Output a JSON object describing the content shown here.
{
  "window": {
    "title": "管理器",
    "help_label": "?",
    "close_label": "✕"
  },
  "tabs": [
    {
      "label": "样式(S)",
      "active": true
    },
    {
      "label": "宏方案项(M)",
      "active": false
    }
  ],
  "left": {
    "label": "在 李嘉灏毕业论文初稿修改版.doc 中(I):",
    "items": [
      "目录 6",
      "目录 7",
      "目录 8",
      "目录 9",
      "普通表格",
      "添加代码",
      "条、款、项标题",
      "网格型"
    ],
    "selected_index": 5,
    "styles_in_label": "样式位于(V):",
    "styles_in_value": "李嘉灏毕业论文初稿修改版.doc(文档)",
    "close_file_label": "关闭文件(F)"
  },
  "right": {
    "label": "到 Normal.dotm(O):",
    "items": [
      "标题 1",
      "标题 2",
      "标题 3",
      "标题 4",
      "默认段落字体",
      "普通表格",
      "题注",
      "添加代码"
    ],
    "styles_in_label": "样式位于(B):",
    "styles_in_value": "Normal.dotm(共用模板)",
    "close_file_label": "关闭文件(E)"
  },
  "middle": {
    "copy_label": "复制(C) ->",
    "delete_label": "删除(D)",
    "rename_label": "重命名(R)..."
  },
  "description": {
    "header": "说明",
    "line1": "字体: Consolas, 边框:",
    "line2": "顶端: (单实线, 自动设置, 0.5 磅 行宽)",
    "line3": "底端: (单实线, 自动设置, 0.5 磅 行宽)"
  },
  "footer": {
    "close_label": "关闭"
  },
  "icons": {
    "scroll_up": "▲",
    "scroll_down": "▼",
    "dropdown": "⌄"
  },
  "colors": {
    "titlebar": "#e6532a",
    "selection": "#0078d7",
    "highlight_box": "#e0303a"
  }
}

=-=-=-=-=

* _Your goal_:
Give an exact copy of all the data shown above.

* _Response for this exercise_:
Output a JSON object describing the content shown here.
{
  "window": {
    "title": "管理器",
    "help_label": "?",
    "close_label": "✕"
  },
  "tabs": [
    {
      "label": "样式(S)",
      "active": true
    },
    {
      "label": "宏方案项(M)",
      "active": false
    }
  ],
  "left": {
    "label": "在 李嘉灏毕业论文初稿修改版.doc 中(I):",
    "items": [
      "目录 6",
      "目录 7",
      "目录 8",
      "目录 9",
      "普通表格",
      "添加代码",
      "条、款、项标题",
      "网格型"
    ],
    "selected_index": 5,
    "styles_in_label": "样式位于(V):",
    "styles_in_value": "李嘉灏毕业论文初稿修改版.doc(文档)",
    "close_file_label": "关闭文件(F)"
  },
  "right": {
    "label": "到 Normal.dotm(O):",
    "items": [
      "标题 1",
      "标题 2",
      "标题 3",
      "标题 4",
      "默认段落字体",
      "普通表格",
      "题注",
      "添加代码"
    ],
    "styles_in_label": "样式位于(B):",
    "styles_in_value": "Normal.dotm(共用模板)",
    "close_file_label": "关闭文件(E)"
  },
  "middle": {
    "copy_label": "复制(C) ->",
    "delete_label": "删除(D)",
    "rename_label": "重命名(R)..."
  },
  "description": {
    "header": "说明",
    "line1": "字体: Consolas, 边框:",
    "line2": "顶端: (单实线, 自动设置, 0.5 磅 行宽)",
    "line3": "底端: (单实线, 自动设置, 0.5 磅 行宽)"
  },
  "footer": {
    "close_label": "关闭"
  },
  "icons": {
    "scroll_up": "▲",
    "scroll_down": "▼",
    "dropdown": "⌄"
  },
  "colors": {
    "titlebar": "#e6532a",
    "selection": "#0078d7",
    "highlight_box": "#e0303a"
  }
}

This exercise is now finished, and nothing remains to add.